Task statement:
Write out the entire listing below exactly as it appears, minus any pictures.

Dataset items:
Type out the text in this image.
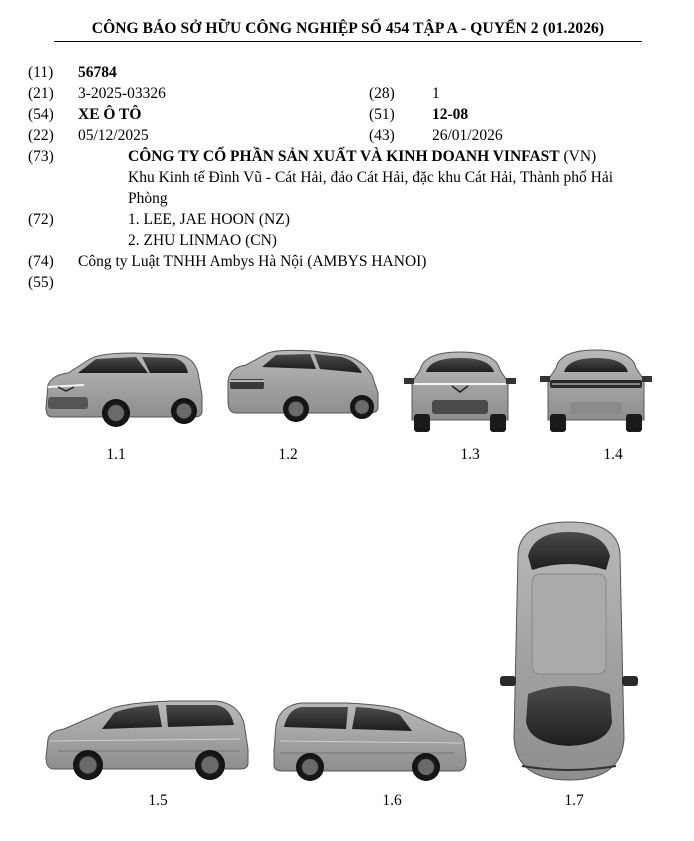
CÔNG BÁO SỞ HỮU CÔNG NGHIỆP SỐ 454 TẬP A - QUYỂN 2 (01.2026)
(11) 56784
(21) 3-2025-03326	(28) 1
(54) XE Ô TÔ	(51) 12-08
(22) 05/12/2025	(43) 26/01/2026
(73)	CÔNG TY CỔ PHẦN SẢN XUẤT VÀ KINH DOANH VINFAST (VN)
Khu Kinh tế Đình Vũ - Cát Hải, đảo Cát Hải, đặc khu Cát Hải, Thành phố Hải
Phòng
(72)	1. LEE, JAE HOON (NZ)
2. ZHU LINMAO (CN)
(74) Công ty Luật TNHH Ambys Hà Nội (AMBYS HANOI)
(55)
1.1	1.2	1.3	1.4
1.5	1.6	1.7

Response for this exercise:
Type out the text in this image.
CÔNG BÁO SỞ HỮU CÔNG NGHIỆP SỐ 454 TẬP A - QUYỂN 2 (01.2026)
(11) 56784
(21) 3-2025-03326	(28) 1
(54) XE Ô TÔ	(51) 12-08
(22) 05/12/2025	(43) 26/01/2026
(73)	CÔNG TY CỔ PHẦN SẢN XUẤT VÀ KINH DOANH VINFAST (VN)
Khu Kinh tế Đình Vũ - Cát Hải, đảo Cát Hải, đặc khu Cát Hải, Thành phố Hải
Phòng
(72)	1. LEE, JAE HOON (NZ)
2. ZHU LINMAO (CN)
(74) Công ty Luật TNHH Ambys Hà Nội (AMBYS HANOI)
(55)
1.1	1.2	1.3	1.4
1.5	1.6	1.7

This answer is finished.